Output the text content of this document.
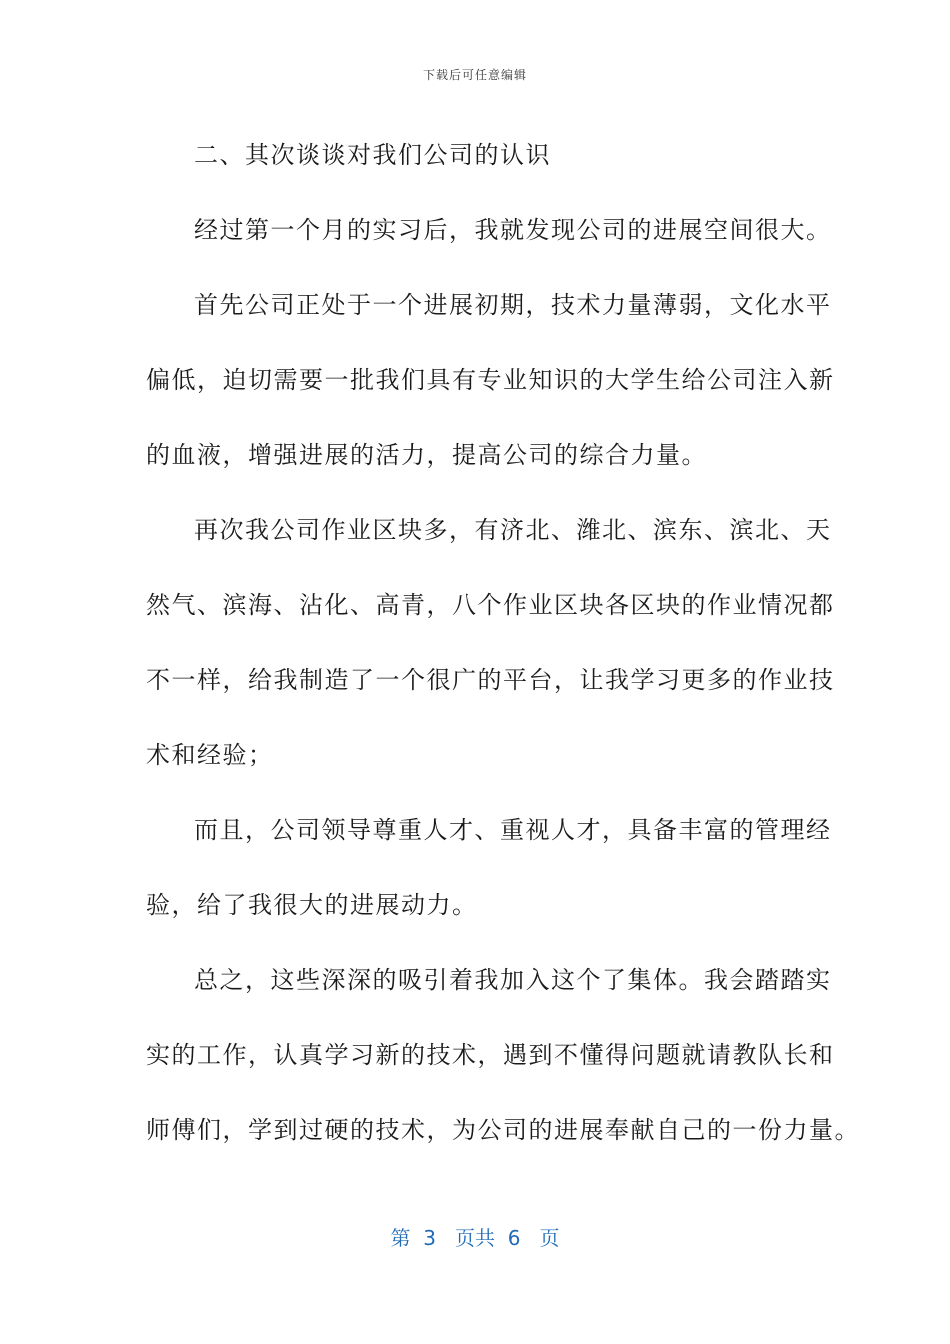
下载后可任意编辑
二、其次谈谈对我们公司的认识
经过第一个月的实习后，我就发现公司的进展空间很大。
首先公司正处于一个进展初期，技术力量薄弱，文化水平
偏低，迫切需要一批我们具有专业知识的大学生给公司注入新
的血液，增强进展的活力，提高公司的综合力量。
再次我公司作业区块多，有济北、潍北、滨东、滨北、天
然气、滨海、沾化、高青，八个作业区块各区块的作业情况都
不一样，给我制造了一个很广的平台，让我学习更多的作业技
术和经验；
而且，公司领导尊重人才、重视人才，具备丰富的管理经
验，给了我很大的进展动力。
总之，这些深深的吸引着我加入这个了集体。我会踏踏实
实的工作，认真学习新的技术，遇到不懂得问题就请教队长和
师傅们，学到过硬的技术，为公司的进展奉献自己的一份力量。
第  3   页共  6   页
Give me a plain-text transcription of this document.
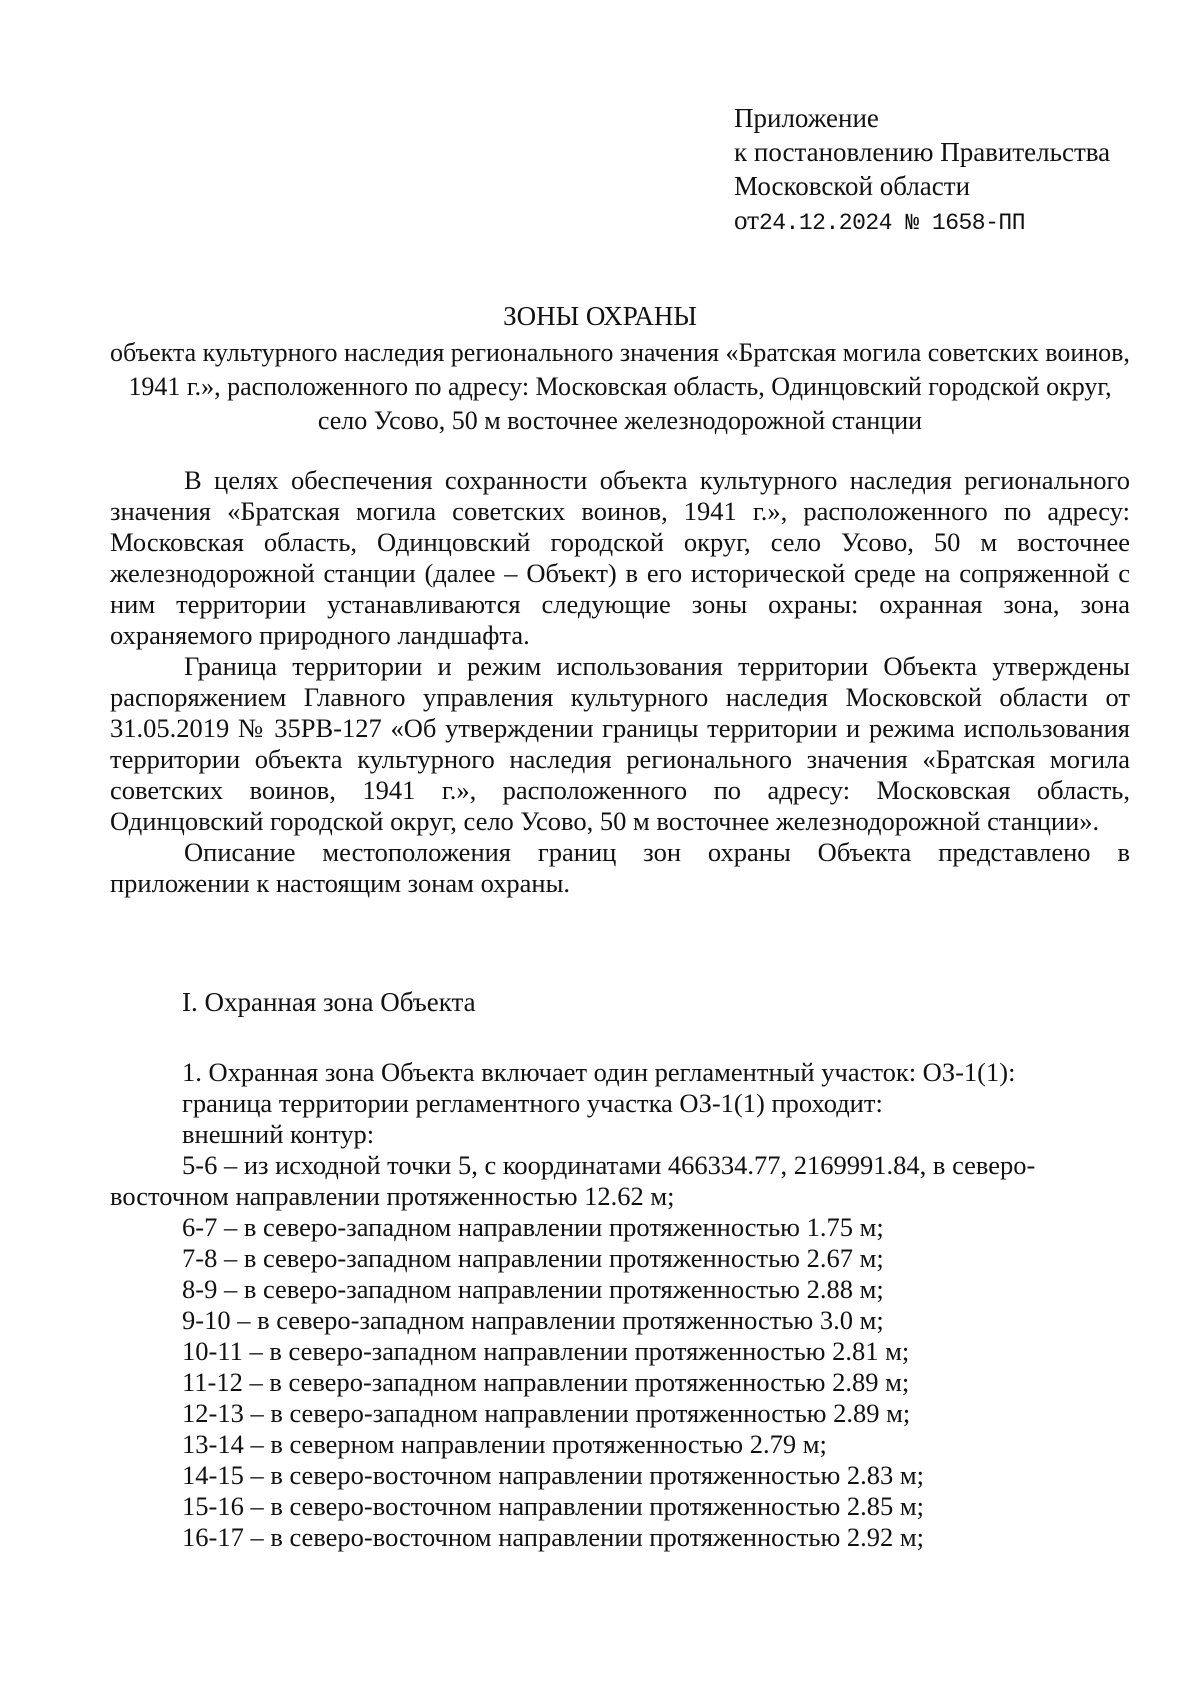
Приложение
к постановлению Правительства
Московской области
от24.12.2024 № 1658-ПП
ЗОНЫ ОХРАНЫ
объекта культурного наследия регионального значения «Братская могила советских воинов, 1941 г.», расположенного по адресу: Московская область, Одинцовский городской округ, село Усово, 50 м восточнее железнодорожной станции

В целях обеспечения сохранности объекта культурного наследия регионального значения «Братская могила советских воинов, 1941 г.», расположенного по адресу: Московская область, Одинцовский городской округ, село Усово, 50 м восточнее железнодорожной станции (далее – Объект) в его исторической среде на сопряженной с ним территории устанавливаются следующие зоны охраны: охранная зона, зона охраняемого природного ландшафта.

Граница территории и режим использования территории Объекта утверждены распоряжением Главного управления культурного наследия Московской области от 31.05.2019 № 35РВ-127 «Об утверждении границы территории и режима использования территории объекта культурного наследия регионального значения «Братская могила советских воинов, 1941 г.», расположенного по адресу: Московская область, Одинцовский городской округ, село Усово, 50 м восточнее железнодорожной станции».

Описание местоположения границ зон охраны Объекта представлено в приложении к настоящим зонам охраны.

I. Охранная зона Объекта

1. Охранная зона Объекта включает один регламентный участок: ОЗ-1(1):

граница территории регламентного участка ОЗ-1(1) проходит:

внешний контур:

5-6 – из исходной точки 5, с координатами 466334.77, 2169991.84, в северо-восточном направлении протяженностью 12.62 м;

6-7 – в северо-западном направлении протяженностью 1.75 м;

7-8 – в северо-западном направлении протяженностью 2.67 м;

8-9 – в северо-западном направлении протяженностью 2.88 м;

9-10 – в северо-западном направлении протяженностью 3.0 м;

10-11 – в северо-западном направлении протяженностью 2.81 м;

11-12 – в северо-западном направлении протяженностью 2.89 м;

12-13 – в северо-западном направлении протяженностью 2.89 м;

13-14 – в северном направлении протяженностью 2.79 м;

14-15 – в северо-восточном направлении протяженностью 2.83 м;

15-16 – в северо-восточном направлении протяженностью 2.85 м;

16-17 – в северо-восточном направлении протяженностью 2.92 м;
########
TASK:
Pictures don't belong in the copy. Restate all the entries exactly.

REPLY TO THE TASK:
Output the text content of this document.
下载后可任意编辑
二、其次谈谈对我们公司的认识
经过第一个月的实习后，我就发现公司的进展空间很大。
首先公司正处于一个进展初期，技术力量薄弱，文化水平
偏低，迫切需要一批我们具有专业知识的大学生给公司注入新
的血液，增强进展的活力，提高公司的综合力量。
再次我公司作业区块多，有济北、潍北、滨东、滨北、天
然气、滨海、沾化、高青，八个作业区块各区块的作业情况都
不一样，给我制造了一个很广的平台，让我学习更多的作业技
术和经验；
而且，公司领导尊重人才、重视人才，具备丰富的管理经
验，给了我很大的进展动力。
总之，这些深深的吸引着我加入这个了集体。我会踏踏实
实的工作，认真学习新的技术，遇到不懂得问题就请教队长和
师傅们，学到过硬的技术，为公司的进展奉献自己的一份力量。
第  3   页共  6   页
Give me a plain-text transcription of this document.
Приложение
к постановлению Правительства
Московской области
от24.12.2024 № 1658-ПП
ЗОНЫ ОХРАНЫ
объекта культурного наследия регионального значения «Братская могила советских воинов, 1941 г.», расположенного по адресу: Московская область, Одинцовский городской округ, село Усово, 50 м восточнее железнодорожной станции

В целях обеспечения сохранности объекта культурного наследия регионального значения «Братская могила советских воинов, 1941 г.», расположенного по адресу: Московская область, Одинцовский городской округ, село Усово, 50 м восточнее железнодорожной станции (далее – Объект) в его исторической среде на сопряженной с ним территории устанавливаются следующие зоны охраны: охранная зона, зона охраняемого природного ландшафта.

Граница территории и режим использования территории Объекта утверждены распоряжением Главного управления культурного наследия Московской области от 31.05.2019 № 35РВ-127 «Об утверждении границы территории и режима использования территории объекта культурного наследия регионального значения «Братская могила советских воинов, 1941 г.», расположенного по адресу: Московская область, Одинцовский городской округ, село Усово, 50 м восточнее железнодорожной станции».

Описание местоположения границ зон охраны Объекта представлено в приложении к настоящим зонам охраны.

I. Охранная зона Объекта

1. Охранная зона Объекта включает один регламентный участок: ОЗ-1(1):

граница территории регламентного участка ОЗ-1(1) проходит:

внешний контур:

5-6 – из исходной точки 5, с координатами 466334.77, 2169991.84, в северо-восточном направлении протяженностью 12.62 м;

6-7 – в северо-западном направлении протяженностью 1.75 м;

7-8 – в северо-западном направлении протяженностью 2.67 м;

8-9 – в северо-западном направлении протяженностью 2.88 м;

9-10 – в северо-западном направлении протяженностью 3.0 м;

10-11 – в северо-западном направлении протяженностью 2.81 м;

11-12 – в северо-западном направлении протяженностью 2.89 м;

12-13 – в северо-западном направлении протяженностью 2.89 м;

13-14 – в северном направлении протяженностью 2.79 м;

14-15 – в северо-восточном направлении протяженностью 2.83 м;

15-16 – в северо-восточном направлении протяженностью 2.85 м;

16-17 – в северо-восточном направлении протяженностью 2.92 м;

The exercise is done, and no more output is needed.